Objective:
Where the data below has the string "ylabel", return the whole line.

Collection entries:

========================================

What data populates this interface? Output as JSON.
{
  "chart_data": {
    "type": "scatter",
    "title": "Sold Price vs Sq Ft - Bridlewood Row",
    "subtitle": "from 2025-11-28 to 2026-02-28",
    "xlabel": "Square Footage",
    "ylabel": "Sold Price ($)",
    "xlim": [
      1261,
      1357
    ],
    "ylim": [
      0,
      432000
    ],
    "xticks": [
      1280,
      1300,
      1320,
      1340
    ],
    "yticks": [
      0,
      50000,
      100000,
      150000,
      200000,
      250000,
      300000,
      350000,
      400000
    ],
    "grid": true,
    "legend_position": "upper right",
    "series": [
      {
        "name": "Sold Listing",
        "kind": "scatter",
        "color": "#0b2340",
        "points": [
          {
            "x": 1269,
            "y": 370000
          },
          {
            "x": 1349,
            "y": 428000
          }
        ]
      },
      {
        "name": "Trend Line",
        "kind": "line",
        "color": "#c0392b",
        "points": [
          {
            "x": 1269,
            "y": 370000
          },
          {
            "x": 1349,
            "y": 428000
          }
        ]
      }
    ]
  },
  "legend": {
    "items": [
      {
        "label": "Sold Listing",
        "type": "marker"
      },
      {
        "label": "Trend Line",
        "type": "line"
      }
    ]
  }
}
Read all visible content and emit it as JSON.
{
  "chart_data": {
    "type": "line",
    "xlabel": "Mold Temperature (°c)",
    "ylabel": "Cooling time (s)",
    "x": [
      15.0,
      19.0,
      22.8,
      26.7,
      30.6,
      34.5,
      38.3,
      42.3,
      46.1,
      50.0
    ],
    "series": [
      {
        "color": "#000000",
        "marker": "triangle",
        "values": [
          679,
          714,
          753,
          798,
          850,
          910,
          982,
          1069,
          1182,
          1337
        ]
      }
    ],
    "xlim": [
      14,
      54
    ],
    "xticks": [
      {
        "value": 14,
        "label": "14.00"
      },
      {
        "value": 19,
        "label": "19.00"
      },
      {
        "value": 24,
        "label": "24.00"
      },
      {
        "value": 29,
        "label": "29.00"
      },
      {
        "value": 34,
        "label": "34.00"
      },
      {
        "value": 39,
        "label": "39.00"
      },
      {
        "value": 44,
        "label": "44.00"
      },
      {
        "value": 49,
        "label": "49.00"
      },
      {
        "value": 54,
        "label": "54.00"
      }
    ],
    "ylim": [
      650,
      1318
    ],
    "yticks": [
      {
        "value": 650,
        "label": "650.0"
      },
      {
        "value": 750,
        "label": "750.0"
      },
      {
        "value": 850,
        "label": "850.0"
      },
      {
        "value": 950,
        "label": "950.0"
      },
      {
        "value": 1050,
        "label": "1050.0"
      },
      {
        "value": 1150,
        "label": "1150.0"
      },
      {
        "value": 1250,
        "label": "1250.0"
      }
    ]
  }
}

========================================

Written reply:
    "ylabel": "Sold Price ($)",
    "ylabel": "Cooling time (s)",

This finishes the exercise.